(Task directions): The records that follow must be reproduced in full, exactly as written.

(Record excerpts):
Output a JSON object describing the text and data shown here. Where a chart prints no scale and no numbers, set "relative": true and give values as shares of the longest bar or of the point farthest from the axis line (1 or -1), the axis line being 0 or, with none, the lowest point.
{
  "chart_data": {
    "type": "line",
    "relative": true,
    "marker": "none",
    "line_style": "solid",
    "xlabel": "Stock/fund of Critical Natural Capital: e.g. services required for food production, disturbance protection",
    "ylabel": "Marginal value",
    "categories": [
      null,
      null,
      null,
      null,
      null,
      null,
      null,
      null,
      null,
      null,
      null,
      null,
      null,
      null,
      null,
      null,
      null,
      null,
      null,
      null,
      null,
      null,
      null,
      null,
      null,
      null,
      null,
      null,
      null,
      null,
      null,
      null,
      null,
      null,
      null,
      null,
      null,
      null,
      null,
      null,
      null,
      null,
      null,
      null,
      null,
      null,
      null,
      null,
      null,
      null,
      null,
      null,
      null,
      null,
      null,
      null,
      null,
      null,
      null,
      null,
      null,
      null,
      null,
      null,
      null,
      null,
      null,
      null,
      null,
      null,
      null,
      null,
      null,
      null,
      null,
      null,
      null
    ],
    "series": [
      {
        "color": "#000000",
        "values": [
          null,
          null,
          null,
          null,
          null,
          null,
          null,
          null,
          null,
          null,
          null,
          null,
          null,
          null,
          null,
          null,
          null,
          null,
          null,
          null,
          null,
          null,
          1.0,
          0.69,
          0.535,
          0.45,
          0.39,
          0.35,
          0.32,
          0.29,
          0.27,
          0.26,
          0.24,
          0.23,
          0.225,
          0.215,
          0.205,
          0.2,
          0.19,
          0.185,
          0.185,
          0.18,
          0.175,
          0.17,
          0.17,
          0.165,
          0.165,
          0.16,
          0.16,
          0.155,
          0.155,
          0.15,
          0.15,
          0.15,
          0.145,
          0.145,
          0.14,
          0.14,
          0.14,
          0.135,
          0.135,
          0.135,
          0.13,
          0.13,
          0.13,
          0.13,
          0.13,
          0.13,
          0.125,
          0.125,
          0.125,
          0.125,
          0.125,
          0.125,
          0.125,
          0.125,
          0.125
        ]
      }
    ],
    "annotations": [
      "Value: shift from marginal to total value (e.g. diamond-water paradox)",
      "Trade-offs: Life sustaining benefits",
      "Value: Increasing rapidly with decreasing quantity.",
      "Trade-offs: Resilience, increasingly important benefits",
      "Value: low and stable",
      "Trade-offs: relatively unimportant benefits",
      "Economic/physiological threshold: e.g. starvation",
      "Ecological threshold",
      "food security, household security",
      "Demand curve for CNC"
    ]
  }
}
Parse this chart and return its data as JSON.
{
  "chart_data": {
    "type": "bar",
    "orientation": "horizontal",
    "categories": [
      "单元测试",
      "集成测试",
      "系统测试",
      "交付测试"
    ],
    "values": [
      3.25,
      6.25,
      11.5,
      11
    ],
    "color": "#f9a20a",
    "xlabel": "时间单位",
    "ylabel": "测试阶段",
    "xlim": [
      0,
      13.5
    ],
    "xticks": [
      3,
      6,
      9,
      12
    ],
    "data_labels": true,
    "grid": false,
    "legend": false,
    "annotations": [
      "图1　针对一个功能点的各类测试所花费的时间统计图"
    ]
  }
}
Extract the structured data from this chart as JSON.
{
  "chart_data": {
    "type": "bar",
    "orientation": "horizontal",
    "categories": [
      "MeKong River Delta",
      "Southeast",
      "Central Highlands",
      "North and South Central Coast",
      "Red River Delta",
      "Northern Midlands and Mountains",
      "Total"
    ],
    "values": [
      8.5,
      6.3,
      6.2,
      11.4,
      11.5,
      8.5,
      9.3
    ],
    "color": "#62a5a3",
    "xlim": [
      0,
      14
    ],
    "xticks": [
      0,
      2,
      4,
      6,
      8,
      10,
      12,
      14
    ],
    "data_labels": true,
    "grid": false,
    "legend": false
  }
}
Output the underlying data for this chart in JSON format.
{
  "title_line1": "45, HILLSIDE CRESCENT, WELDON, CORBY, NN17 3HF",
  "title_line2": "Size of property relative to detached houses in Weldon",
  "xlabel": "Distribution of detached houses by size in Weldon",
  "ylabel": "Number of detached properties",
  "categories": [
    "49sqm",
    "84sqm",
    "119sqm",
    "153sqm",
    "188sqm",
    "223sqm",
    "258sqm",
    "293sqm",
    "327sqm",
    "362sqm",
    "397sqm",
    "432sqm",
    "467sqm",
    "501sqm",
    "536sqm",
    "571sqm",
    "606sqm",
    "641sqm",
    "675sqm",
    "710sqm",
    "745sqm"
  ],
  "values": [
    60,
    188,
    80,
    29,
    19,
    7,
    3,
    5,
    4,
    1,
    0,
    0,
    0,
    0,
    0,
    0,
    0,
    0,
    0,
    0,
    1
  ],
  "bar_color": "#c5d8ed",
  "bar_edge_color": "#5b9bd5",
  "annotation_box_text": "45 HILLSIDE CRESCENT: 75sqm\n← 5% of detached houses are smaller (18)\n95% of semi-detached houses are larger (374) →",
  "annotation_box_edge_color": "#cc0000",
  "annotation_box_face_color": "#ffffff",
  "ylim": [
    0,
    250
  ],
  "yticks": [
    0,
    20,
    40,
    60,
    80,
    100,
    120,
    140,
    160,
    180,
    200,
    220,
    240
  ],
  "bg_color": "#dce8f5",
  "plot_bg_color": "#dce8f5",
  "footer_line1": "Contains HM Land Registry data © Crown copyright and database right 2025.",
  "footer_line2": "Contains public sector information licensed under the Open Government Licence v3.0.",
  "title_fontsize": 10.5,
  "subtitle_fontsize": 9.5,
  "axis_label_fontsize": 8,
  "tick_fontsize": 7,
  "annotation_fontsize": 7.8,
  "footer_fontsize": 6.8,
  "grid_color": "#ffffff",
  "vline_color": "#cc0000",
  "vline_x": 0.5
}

(Result for this exercise):
Output a JSON object describing the text and data shown here. Where a chart prints no scale and no numbers, set "relative": true and give values as shares of the longest bar or of the point farthest from the axis line (1 or -1), the axis line being 0 or, with none, the lowest point.
{
  "chart_data": {
    "type": "line",
    "relative": true,
    "marker": "none",
    "line_style": "solid",
    "xlabel": "Stock/fund of Critical Natural Capital: e.g. services required for food production, disturbance protection",
    "ylabel": "Marginal value",
    "categories": [
      null,
      null,
      null,
      null,
      null,
      null,
      null,
      null,
      null,
      null,
      null,
      null,
      null,
      null,
      null,
      null,
      null,
      null,
      null,
      null,
      null,
      null,
      null,
      null,
      null,
      null,
      null,
      null,
      null,
      null,
      null,
      null,
      null,
      null,
      null,
      null,
      null,
      null,
      null,
      null,
      null,
      null,
      null,
      null,
      null,
      null,
      null,
      null,
      null,
      null,
      null,
      null,
      null,
      null,
      null,
      null,
      null,
      null,
      null,
      null,
      null,
      null,
      null,
      null,
      null,
      null,
      null,
      null,
      null,
      null,
      null,
      null,
      null,
      null,
      null,
      null,
      null
    ],
    "series": [
      {
        "color": "#000000",
        "values": [
          null,
          null,
          null,
          null,
          null,
          null,
          null,
          null,
          null,
          null,
          null,
          null,
          null,
          null,
          null,
          null,
          null,
          null,
          null,
          null,
          null,
          null,
          1.0,
          0.69,
          0.535,
          0.45,
          0.39,
          0.35,
          0.32,
          0.29,
          0.27,
          0.26,
          0.24,
          0.23,
          0.225,
          0.215,
          0.205,
          0.2,
          0.19,
          0.185,
          0.185,
          0.18,
          0.175,
          0.17,
          0.17,
          0.165,
          0.165,
          0.16,
          0.16,
          0.155,
          0.155,
          0.15,
          0.15,
          0.15,
          0.145,
          0.145,
          0.14,
          0.14,
          0.14,
          0.135,
          0.135,
          0.135,
          0.13,
          0.13,
          0.13,
          0.13,
          0.13,
          0.13,
          0.125,
          0.125,
          0.125,
          0.125,
          0.125,
          0.125,
          0.125,
          0.125,
          0.125
        ]
      }
    ],
    "annotations": [
      "Value: shift from marginal to total value (e.g. diamond-water paradox)",
      "Trade-offs: Life sustaining benefits",
      "Value: Increasing rapidly with decreasing quantity.",
      "Trade-offs: Resilience, increasingly important benefits",
      "Value: low and stable",
      "Trade-offs: relatively unimportant benefits",
      "Economic/physiological threshold: e.g. starvation",
      "Ecological threshold",
      "food security, household security",
      "Demand curve for CNC"
    ]
  }
}
Parse this chart and return its data as JSON.
{
  "chart_data": {
    "type": "bar",
    "orientation": "horizontal",
    "categories": [
      "单元测试",
      "集成测试",
      "系统测试",
      "交付测试"
    ],
    "values": [
      3.25,
      6.25,
      11.5,
      11
    ],
    "color": "#f9a20a",
    "xlabel": "时间单位",
    "ylabel": "测试阶段",
    "xlim": [
      0,
      13.5
    ],
    "xticks": [
      3,
      6,
      9,
      12
    ],
    "data_labels": true,
    "grid": false,
    "legend": false,
    "annotations": [
      "图1　针对一个功能点的各类测试所花费的时间统计图"
    ]
  }
}
Extract the structured data from this chart as JSON.
{
  "chart_data": {
    "type": "bar",
    "orientation": "horizontal",
    "categories": [
      "MeKong River Delta",
      "Southeast",
      "Central Highlands",
      "North and South Central Coast",
      "Red River Delta",
      "Northern Midlands and Mountains",
      "Total"
    ],
    "values": [
      8.5,
      6.3,
      6.2,
      11.4,
      11.5,
      8.5,
      9.3
    ],
    "color": "#62a5a3",
    "xlim": [
      0,
      14
    ],
    "xticks": [
      0,
      2,
      4,
      6,
      8,
      10,
      12,
      14
    ],
    "data_labels": true,
    "grid": false,
    "legend": false
  }
}
Output the underlying data for this chart in JSON format.
{
  "title_line1": "45, HILLSIDE CRESCENT, WELDON, CORBY, NN17 3HF",
  "title_line2": "Size of property relative to detached houses in Weldon",
  "xlabel": "Distribution of detached houses by size in Weldon",
  "ylabel": "Number of detached properties",
  "categories": [
    "49sqm",
    "84sqm",
    "119sqm",
    "153sqm",
    "188sqm",
    "223sqm",
    "258sqm",
    "293sqm",
    "327sqm",
    "362sqm",
    "397sqm",
    "432sqm",
    "467sqm",
    "501sqm",
    "536sqm",
    "571sqm",
    "606sqm",
    "641sqm",
    "675sqm",
    "710sqm",
    "745sqm"
  ],
  "values": [
    60,
    188,
    80,
    29,
    19,
    7,
    3,
    5,
    4,
    1,
    0,
    0,
    0,
    0,
    0,
    0,
    0,
    0,
    0,
    0,
    1
  ],
  "bar_color": "#c5d8ed",
  "bar_edge_color": "#5b9bd5",
  "annotation_box_text": "45 HILLSIDE CRESCENT: 75sqm\n← 5% of detached houses are smaller (18)\n95% of semi-detached houses are larger (374) →",
  "annotation_box_edge_color": "#cc0000",
  "annotation_box_face_color": "#ffffff",
  "ylim": [
    0,
    250
  ],
  "yticks": [
    0,
    20,
    40,
    60,
    80,
    100,
    120,
    140,
    160,
    180,
    200,
    220,
    240
  ],
  "bg_color": "#dce8f5",
  "plot_bg_color": "#dce8f5",
  "footer_line1": "Contains HM Land Registry data © Crown copyright and database right 2025.",
  "footer_line2": "Contains public sector information licensed under the Open Government Licence v3.0.",
  "title_fontsize": 10.5,
  "subtitle_fontsize": 9.5,
  "axis_label_fontsize": 8,
  "tick_fontsize": 7,
  "annotation_fontsize": 7.8,
  "footer_fontsize": 6.8,
  "grid_color": "#ffffff",
  "vline_color": "#cc0000",
  "vline_x": 0.5
}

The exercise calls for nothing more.